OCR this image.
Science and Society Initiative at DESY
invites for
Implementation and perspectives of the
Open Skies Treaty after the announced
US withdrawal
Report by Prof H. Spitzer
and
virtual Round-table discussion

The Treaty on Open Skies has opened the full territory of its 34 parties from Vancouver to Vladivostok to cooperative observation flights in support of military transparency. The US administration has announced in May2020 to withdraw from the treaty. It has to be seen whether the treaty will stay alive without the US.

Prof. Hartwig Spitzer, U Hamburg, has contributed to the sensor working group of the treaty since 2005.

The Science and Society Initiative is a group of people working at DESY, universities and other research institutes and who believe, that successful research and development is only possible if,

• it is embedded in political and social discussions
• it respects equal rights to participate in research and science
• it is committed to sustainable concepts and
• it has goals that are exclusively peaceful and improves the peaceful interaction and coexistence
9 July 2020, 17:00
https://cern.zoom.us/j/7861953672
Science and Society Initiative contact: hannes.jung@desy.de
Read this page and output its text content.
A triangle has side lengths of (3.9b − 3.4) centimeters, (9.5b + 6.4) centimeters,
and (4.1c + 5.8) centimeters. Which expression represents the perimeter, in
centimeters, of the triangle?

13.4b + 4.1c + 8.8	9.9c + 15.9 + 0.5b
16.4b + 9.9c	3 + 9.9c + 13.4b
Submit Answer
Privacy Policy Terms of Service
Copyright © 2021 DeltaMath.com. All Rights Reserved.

######

**Task instructions:** Give back the lines of the listing from the one with "Read this page and output its text content." through the end, both included, exactly as written and with nothing added.

**Exercise result:**
Read this page and output its text content.
A triangle has side lengths of (3.9b − 3.4) centimeters, (9.5b + 6.4) centimeters,
and (4.1c + 5.8) centimeters. Which expression represents the perimeter, in
centimeters, of the triangle?

13.4b + 4.1c + 8.8	9.9c + 15.9 + 0.5b
16.4b + 9.9c	3 + 9.9c + 13.4b
Submit Answer
Privacy Policy Terms of Service
Copyright © 2021 DeltaMath.com. All Rights Reserved.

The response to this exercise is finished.